Your task: Output the material below unchanged, apart from leaving out the pictures.

Records for this task:

###

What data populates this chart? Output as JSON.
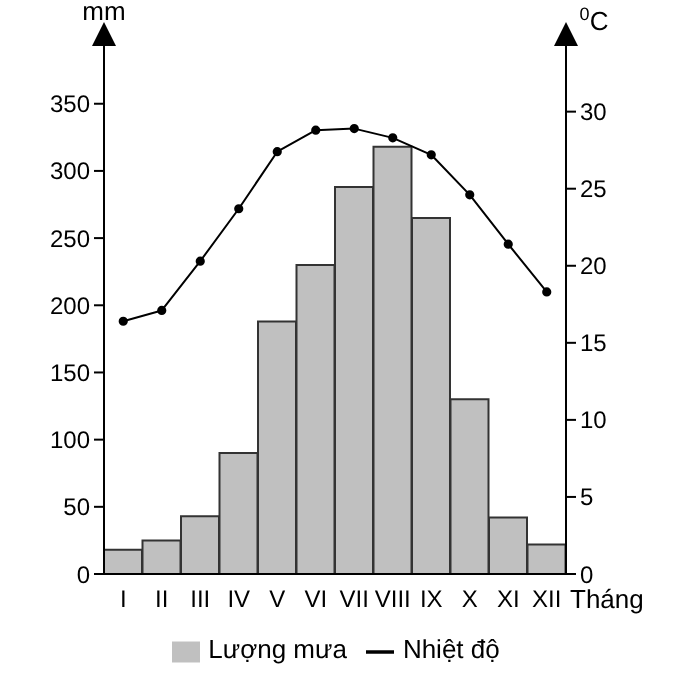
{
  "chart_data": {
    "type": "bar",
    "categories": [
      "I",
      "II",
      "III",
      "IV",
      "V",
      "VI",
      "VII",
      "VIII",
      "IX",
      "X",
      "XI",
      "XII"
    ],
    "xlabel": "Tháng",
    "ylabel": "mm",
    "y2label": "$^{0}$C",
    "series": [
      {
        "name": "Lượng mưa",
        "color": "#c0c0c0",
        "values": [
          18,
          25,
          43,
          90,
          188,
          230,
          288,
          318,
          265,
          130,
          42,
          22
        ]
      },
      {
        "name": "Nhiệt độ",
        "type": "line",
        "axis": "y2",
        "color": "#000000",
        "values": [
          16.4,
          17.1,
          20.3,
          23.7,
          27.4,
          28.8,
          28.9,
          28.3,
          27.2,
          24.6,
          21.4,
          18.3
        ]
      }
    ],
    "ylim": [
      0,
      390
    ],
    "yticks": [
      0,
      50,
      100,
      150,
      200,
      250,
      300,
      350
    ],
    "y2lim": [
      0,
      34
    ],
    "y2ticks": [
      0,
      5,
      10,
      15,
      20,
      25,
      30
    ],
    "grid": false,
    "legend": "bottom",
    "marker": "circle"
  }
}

###

Answer for this exercise:
What data populates this chart? Output as JSON.
{
  "chart_data": {
    "type": "bar",
    "categories": [
      "I",
      "II",
      "III",
      "IV",
      "V",
      "VI",
      "VII",
      "VIII",
      "IX",
      "X",
      "XI",
      "XII"
    ],
    "xlabel": "Tháng",
    "ylabel": "mm",
    "y2label": "$^{0}$C",
    "series": [
      {
        "name": "Lượng mưa",
        "color": "#c0c0c0",
        "values": [
          18,
          25,
          43,
          90,
          188,
          230,
          288,
          318,
          265,
          130,
          42,
          22
        ]
      },
      {
        "name": "Nhiệt độ",
        "type": "line",
        "axis": "y2",
        "color": "#000000",
        "values": [
          16.4,
          17.1,
          20.3,
          23.7,
          27.4,
          28.8,
          28.9,
          28.3,
          27.2,
          24.6,
          21.4,
          18.3
        ]
      }
    ],
    "ylim": [
      0,
      390
    ],
    "yticks": [
      0,
      50,
      100,
      150,
      200,
      250,
      300,
      350
    ],
    "y2lim": [
      0,
      34
    ],
    "y2ticks": [
      0,
      5,
      10,
      15,
      20,
      25,
      30
    ],
    "grid": false,
    "legend": "bottom",
    "marker": "circle"
  }
}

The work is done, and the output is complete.